# GIVEN TASK
Transcribe all the records with complete accuracy.

===== DATA FOR THE TASK =====

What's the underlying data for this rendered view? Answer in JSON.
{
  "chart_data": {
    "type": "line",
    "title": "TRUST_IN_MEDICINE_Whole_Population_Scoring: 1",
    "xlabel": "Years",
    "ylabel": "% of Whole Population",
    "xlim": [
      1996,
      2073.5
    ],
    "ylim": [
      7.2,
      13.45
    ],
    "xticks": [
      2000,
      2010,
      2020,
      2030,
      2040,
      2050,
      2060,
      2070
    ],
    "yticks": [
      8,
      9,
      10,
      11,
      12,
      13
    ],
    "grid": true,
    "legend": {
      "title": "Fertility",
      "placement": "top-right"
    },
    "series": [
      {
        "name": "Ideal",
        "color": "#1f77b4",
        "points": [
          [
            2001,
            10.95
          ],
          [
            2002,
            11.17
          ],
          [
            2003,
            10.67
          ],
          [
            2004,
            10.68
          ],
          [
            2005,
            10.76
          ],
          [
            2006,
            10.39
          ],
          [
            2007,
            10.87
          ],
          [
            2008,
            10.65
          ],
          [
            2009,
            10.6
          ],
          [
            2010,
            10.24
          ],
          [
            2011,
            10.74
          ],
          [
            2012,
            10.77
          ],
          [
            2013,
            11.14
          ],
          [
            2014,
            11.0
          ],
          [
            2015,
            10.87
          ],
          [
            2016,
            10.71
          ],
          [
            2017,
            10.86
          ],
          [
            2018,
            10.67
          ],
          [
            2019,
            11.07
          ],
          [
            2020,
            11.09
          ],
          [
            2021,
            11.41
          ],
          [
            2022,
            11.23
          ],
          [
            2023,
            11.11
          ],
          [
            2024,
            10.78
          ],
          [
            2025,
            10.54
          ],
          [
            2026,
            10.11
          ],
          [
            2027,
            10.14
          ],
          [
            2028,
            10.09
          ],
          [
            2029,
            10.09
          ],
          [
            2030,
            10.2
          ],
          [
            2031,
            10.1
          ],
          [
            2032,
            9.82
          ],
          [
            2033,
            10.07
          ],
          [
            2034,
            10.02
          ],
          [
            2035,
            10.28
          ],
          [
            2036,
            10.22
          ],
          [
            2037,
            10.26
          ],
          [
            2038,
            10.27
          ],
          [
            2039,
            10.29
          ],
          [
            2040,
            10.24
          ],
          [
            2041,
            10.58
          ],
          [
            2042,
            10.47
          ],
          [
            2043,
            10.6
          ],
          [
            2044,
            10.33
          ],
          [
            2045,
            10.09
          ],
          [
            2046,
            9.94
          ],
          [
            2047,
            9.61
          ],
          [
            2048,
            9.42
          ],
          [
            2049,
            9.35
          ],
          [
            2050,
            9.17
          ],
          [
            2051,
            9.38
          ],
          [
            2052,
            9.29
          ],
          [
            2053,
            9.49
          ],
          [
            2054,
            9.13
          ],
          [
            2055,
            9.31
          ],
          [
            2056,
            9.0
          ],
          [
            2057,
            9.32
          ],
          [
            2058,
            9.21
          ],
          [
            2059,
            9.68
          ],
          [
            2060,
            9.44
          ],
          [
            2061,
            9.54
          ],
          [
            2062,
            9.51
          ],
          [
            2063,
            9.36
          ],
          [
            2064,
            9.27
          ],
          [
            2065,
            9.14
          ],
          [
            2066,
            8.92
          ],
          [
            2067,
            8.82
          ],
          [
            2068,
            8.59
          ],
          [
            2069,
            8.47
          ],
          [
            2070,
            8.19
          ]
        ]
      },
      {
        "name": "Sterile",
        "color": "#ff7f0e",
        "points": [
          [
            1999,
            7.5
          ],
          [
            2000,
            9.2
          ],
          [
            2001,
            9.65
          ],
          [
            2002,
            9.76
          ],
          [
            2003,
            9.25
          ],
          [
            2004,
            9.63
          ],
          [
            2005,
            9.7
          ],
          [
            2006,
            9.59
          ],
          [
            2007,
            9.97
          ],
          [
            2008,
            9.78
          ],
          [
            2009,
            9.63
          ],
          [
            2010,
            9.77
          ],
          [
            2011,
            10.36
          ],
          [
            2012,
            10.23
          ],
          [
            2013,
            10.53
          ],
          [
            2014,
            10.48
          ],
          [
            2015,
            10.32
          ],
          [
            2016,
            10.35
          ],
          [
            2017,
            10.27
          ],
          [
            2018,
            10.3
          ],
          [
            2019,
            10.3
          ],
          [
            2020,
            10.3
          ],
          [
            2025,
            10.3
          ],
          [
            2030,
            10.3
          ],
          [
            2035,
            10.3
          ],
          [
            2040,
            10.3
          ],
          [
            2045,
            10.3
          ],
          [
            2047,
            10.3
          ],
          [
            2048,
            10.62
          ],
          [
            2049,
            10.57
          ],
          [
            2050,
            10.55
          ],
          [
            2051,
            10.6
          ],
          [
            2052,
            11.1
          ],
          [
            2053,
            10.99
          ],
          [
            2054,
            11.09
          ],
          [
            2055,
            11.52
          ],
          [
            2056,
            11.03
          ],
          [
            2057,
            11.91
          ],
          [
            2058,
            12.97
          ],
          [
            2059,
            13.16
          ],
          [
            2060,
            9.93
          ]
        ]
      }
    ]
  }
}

=====

# EXERCISE RESPONSE
What's the underlying data for this rendered view? Answer in JSON.
{
  "chart_data": {
    "type": "line",
    "title": "TRUST_IN_MEDICINE_Whole_Population_Scoring: 1",
    "xlabel": "Years",
    "ylabel": "% of Whole Population",
    "xlim": [
      1996,
      2073.5
    ],
    "ylim": [
      7.2,
      13.45
    ],
    "xticks": [
      2000,
      2010,
      2020,
      2030,
      2040,
      2050,
      2060,
      2070
    ],
    "yticks": [
      8,
      9,
      10,
      11,
      12,
      13
    ],
    "grid": true,
    "legend": {
      "title": "Fertility",
      "placement": "top-right"
    },
    "series": [
      {
        "name": "Ideal",
        "color": "#1f77b4",
        "points": [
          [
            2001,
            10.95
          ],
          [
            2002,
            11.17
          ],
          [
            2003,
            10.67
          ],
          [
            2004,
            10.68
          ],
          [
            2005,
            10.76
          ],
          [
            2006,
            10.39
          ],
          [
            2007,
            10.87
          ],
          [
            2008,
            10.65
          ],
          [
            2009,
            10.6
          ],
          [
            2010,
            10.24
          ],
          [
            2011,
            10.74
          ],
          [
            2012,
            10.77
          ],
          [
            2013,
            11.14
          ],
          [
            2014,
            11.0
          ],
          [
            2015,
            10.87
          ],
          [
            2016,
            10.71
          ],
          [
            2017,
            10.86
          ],
          [
            2018,
            10.67
          ],
          [
            2019,
            11.07
          ],
          [
            2020,
            11.09
          ],
          [
            2021,
            11.41
          ],
          [
            2022,
            11.23
          ],
          [
            2023,
            11.11
          ],
          [
            2024,
            10.78
          ],
          [
            2025,
            10.54
          ],
          [
            2026,
            10.11
          ],
          [
            2027,
            10.14
          ],
          [
            2028,
            10.09
          ],
          [
            2029,
            10.09
          ],
          [
            2030,
            10.2
          ],
          [
            2031,
            10.1
          ],
          [
            2032,
            9.82
          ],
          [
            2033,
            10.07
          ],
          [
            2034,
            10.02
          ],
          [
            2035,
            10.28
          ],
          [
            2036,
            10.22
          ],
          [
            2037,
            10.26
          ],
          [
            2038,
            10.27
          ],
          [
            2039,
            10.29
          ],
          [
            2040,
            10.24
          ],
          [
            2041,
            10.58
          ],
          [
            2042,
            10.47
          ],
          [
            2043,
            10.6
          ],
          [
            2044,
            10.33
          ],
          [
            2045,
            10.09
          ],
          [
            2046,
            9.94
          ],
          [
            2047,
            9.61
          ],
          [
            2048,
            9.42
          ],
          [
            2049,
            9.35
          ],
          [
            2050,
            9.17
          ],
          [
            2051,
            9.38
          ],
          [
            2052,
            9.29
          ],
          [
            2053,
            9.49
          ],
          [
            2054,
            9.13
          ],
          [
            2055,
            9.31
          ],
          [
            2056,
            9.0
          ],
          [
            2057,
            9.32
          ],
          [
            2058,
            9.21
          ],
          [
            2059,
            9.68
          ],
          [
            2060,
            9.44
          ],
          [
            2061,
            9.54
          ],
          [
            2062,
            9.51
          ],
          [
            2063,
            9.36
          ],
          [
            2064,
            9.27
          ],
          [
            2065,
            9.14
          ],
          [
            2066,
            8.92
          ],
          [
            2067,
            8.82
          ],
          [
            2068,
            8.59
          ],
          [
            2069,
            8.47
          ],
          [
            2070,
            8.19
          ]
        ]
      },
      {
        "name": "Sterile",
        "color": "#ff7f0e",
        "points": [
          [
            1999,
            7.5
          ],
          [
            2000,
            9.2
          ],
          [
            2001,
            9.65
          ],
          [
            2002,
            9.76
          ],
          [
            2003,
            9.25
          ],
          [
            2004,
            9.63
          ],
          [
            2005,
            9.7
          ],
          [
            2006,
            9.59
          ],
          [
            2007,
            9.97
          ],
          [
            2008,
            9.78
          ],
          [
            2009,
            9.63
          ],
          [
            2010,
            9.77
          ],
          [
            2011,
            10.36
          ],
          [
            2012,
            10.23
          ],
          [
            2013,
            10.53
          ],
          [
            2014,
            10.48
          ],
          [
            2015,
            10.32
          ],
          [
            2016,
            10.35
          ],
          [
            2017,
            10.27
          ],
          [
            2018,
            10.3
          ],
          [
            2019,
            10.3
          ],
          [
            2020,
            10.3
          ],
          [
            2025,
            10.3
          ],
          [
            2030,
            10.3
          ],
          [
            2035,
            10.3
          ],
          [
            2040,
            10.3
          ],
          [
            2045,
            10.3
          ],
          [
            2047,
            10.3
          ],
          [
            2048,
            10.62
          ],
          [
            2049,
            10.57
          ],
          [
            2050,
            10.55
          ],
          [
            2051,
            10.6
          ],
          [
            2052,
            11.1
          ],
          [
            2053,
            10.99
          ],
          [
            2054,
            11.09
          ],
          [
            2055,
            11.52
          ],
          [
            2056,
            11.03
          ],
          [
            2057,
            11.91
          ],
          [
            2058,
            12.97
          ],
          [
            2059,
            13.16
          ],
          [
            2060,
            9.93
          ]
        ]
      }
    ]
  }
}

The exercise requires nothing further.